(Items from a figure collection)
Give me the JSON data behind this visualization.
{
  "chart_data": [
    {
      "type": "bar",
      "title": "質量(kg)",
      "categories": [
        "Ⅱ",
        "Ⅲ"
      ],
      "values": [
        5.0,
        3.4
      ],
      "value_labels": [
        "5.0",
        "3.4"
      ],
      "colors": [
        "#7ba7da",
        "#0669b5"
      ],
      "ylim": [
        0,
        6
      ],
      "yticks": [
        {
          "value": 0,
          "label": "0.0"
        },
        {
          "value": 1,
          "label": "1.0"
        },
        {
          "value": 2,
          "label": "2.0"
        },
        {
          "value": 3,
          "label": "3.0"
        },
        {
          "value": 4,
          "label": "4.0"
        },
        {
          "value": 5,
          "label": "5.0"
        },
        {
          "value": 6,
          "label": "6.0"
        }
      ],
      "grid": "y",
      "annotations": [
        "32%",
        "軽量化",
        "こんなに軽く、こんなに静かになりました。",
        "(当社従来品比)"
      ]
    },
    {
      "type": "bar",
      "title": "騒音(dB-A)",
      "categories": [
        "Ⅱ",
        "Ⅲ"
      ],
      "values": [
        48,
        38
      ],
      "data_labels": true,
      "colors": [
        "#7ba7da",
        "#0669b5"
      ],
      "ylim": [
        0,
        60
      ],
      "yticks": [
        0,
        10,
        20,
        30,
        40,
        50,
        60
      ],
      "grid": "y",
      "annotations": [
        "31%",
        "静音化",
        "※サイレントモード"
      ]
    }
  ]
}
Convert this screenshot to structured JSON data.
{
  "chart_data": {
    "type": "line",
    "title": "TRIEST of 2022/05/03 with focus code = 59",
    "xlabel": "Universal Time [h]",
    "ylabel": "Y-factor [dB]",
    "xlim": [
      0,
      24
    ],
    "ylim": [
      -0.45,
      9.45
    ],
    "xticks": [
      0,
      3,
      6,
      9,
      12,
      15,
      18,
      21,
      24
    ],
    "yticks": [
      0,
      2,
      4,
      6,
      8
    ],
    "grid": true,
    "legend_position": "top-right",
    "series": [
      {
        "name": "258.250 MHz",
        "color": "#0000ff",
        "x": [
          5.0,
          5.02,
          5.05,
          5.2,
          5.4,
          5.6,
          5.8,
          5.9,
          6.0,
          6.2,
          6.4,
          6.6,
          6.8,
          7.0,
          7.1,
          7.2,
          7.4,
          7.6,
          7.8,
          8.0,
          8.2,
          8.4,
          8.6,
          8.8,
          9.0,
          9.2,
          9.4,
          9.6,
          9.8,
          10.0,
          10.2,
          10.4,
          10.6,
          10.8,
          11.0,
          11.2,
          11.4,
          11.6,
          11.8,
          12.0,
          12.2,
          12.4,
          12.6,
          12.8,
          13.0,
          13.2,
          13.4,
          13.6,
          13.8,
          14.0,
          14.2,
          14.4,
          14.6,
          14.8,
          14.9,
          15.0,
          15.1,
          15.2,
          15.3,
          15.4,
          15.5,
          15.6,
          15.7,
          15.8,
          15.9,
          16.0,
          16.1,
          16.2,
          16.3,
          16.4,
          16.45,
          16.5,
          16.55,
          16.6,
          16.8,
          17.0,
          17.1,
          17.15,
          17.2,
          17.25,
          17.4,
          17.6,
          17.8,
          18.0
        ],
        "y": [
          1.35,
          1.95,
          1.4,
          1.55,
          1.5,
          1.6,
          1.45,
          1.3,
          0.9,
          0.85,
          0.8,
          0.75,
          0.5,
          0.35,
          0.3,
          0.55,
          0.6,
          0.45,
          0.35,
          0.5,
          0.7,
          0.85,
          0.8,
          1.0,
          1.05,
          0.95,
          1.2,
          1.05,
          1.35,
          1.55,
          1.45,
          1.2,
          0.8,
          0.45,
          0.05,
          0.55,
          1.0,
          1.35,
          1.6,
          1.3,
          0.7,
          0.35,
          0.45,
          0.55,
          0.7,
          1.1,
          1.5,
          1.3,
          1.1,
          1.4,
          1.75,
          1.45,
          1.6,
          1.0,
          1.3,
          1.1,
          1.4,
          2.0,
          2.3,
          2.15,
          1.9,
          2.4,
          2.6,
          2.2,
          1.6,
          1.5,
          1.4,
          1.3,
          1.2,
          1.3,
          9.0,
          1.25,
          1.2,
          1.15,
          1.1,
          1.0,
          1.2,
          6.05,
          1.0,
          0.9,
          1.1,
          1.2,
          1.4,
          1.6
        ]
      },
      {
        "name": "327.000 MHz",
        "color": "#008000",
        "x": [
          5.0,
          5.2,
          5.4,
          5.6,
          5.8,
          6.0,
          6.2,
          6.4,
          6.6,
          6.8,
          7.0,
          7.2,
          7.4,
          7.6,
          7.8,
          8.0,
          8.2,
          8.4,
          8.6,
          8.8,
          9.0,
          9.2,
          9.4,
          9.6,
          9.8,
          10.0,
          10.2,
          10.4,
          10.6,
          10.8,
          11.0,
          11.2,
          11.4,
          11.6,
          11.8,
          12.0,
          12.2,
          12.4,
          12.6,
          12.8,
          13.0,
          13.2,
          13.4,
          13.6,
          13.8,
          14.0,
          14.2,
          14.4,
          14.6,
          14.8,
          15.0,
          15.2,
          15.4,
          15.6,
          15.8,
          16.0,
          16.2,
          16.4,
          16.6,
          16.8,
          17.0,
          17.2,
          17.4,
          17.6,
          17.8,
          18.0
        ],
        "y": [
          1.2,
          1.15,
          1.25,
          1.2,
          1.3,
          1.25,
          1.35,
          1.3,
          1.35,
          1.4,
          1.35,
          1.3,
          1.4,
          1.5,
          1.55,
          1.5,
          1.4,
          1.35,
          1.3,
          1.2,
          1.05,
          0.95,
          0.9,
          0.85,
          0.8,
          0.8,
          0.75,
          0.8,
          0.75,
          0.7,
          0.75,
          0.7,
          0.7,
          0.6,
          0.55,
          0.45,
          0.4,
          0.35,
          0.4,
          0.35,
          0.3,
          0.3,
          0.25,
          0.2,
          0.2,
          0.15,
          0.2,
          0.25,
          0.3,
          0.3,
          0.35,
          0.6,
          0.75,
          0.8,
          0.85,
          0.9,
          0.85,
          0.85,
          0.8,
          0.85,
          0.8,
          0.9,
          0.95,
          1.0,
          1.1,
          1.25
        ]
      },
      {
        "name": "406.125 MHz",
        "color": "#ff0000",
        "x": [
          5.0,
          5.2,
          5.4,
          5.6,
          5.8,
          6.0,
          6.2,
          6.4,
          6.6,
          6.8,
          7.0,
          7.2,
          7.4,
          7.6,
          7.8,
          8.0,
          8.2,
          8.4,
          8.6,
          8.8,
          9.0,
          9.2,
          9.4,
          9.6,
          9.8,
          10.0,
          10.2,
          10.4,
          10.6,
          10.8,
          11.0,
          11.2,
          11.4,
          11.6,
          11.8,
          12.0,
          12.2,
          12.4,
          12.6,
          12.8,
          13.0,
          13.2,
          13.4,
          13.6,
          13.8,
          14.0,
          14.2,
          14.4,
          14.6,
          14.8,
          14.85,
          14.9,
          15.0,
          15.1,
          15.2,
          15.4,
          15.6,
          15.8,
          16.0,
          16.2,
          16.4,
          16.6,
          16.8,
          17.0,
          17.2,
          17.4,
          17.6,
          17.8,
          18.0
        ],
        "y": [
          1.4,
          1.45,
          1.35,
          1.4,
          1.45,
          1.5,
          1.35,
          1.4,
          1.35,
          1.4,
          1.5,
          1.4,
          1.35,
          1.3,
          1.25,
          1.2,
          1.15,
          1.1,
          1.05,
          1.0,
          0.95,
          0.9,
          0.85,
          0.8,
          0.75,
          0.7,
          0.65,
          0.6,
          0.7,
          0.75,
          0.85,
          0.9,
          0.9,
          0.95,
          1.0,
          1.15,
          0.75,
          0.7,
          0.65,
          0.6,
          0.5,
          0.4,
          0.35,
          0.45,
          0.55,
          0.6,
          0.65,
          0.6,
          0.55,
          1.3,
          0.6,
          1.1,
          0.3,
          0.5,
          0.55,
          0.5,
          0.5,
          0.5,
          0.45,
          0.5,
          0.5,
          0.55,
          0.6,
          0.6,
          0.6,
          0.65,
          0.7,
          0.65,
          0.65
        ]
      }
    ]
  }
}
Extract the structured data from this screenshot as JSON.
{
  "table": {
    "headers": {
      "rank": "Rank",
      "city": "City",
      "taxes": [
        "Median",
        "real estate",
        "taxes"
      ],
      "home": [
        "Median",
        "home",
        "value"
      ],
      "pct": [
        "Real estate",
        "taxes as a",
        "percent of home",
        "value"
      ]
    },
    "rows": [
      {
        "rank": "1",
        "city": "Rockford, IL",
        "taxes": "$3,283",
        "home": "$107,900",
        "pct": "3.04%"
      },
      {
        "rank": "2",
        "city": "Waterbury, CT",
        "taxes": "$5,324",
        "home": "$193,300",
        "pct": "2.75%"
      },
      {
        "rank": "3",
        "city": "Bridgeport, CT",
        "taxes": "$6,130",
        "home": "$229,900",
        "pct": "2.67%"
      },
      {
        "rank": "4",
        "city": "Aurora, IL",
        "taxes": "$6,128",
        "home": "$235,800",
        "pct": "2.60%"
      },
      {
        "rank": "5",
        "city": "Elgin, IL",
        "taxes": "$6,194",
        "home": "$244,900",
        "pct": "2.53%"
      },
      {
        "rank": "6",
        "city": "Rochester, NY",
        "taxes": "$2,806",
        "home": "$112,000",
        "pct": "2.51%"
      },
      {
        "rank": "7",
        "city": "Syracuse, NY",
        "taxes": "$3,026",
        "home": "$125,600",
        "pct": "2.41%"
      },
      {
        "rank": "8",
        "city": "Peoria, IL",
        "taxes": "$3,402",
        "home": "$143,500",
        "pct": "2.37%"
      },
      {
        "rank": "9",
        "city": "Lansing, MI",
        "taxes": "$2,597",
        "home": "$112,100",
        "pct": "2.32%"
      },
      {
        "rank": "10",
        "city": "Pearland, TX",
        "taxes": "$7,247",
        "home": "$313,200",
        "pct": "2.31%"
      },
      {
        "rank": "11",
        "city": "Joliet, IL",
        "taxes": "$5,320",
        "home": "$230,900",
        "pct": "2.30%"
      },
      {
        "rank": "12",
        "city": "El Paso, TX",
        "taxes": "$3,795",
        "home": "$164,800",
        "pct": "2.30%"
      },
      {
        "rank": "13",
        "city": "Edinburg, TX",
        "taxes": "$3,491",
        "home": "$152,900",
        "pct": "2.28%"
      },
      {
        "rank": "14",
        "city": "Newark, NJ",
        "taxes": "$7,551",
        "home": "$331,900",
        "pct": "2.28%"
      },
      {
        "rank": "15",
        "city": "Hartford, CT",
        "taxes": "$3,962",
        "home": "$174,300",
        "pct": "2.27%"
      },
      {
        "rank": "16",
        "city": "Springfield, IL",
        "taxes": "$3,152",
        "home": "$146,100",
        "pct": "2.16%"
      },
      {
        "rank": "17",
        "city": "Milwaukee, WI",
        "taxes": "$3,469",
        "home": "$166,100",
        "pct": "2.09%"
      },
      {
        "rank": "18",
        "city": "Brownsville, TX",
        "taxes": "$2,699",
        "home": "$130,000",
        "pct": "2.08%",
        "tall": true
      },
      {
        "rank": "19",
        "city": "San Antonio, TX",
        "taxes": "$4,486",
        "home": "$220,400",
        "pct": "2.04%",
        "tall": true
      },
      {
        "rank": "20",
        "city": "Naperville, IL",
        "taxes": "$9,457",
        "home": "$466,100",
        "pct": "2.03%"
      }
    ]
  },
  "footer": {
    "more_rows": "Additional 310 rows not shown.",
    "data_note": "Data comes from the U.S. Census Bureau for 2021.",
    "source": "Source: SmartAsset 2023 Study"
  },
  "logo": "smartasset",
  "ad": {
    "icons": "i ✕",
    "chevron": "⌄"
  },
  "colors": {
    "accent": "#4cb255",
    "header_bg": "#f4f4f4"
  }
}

* _Work to do_:
Determine how many lines in the listing above hold the string "this", then write only the number.

* _Problem solution_:
3